## Begin Data
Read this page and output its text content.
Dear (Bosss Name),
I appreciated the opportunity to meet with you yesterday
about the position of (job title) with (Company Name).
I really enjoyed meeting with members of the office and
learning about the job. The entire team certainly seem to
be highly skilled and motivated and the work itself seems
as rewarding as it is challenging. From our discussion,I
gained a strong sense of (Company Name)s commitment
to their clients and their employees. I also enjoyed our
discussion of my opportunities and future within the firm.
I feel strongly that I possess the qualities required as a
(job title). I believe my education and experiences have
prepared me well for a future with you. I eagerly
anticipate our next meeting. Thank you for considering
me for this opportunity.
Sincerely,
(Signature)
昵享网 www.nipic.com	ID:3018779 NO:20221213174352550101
## End Data
# Short exercise:
Exactly as written, please output every entry.

# Written solution:
Read this page and output its text content.
Dear (Bosss Name),
I appreciated the opportunity to meet with you yesterday
about the position of (job title) with (Company Name).
I really enjoyed meeting with members of the office and
learning about the job. The entire team certainly seem to
be highly skilled and motivated and the work itself seems
as rewarding as it is challenging. From our discussion,I
gained a strong sense of (Company Name)s commitment
to their clients and their employees. I also enjoyed our
discussion of my opportunities and future within the firm.
I feel strongly that I possess the qualities required as a
(job title). I believe my education and experiences have
prepared me well for a future with you. I eagerly
anticipate our next meeting. Thank you for considering
me for this opportunity.
Sincerely,
(Signature)
昵享网 www.nipic.com	ID:3018779 NO:20221213174352550101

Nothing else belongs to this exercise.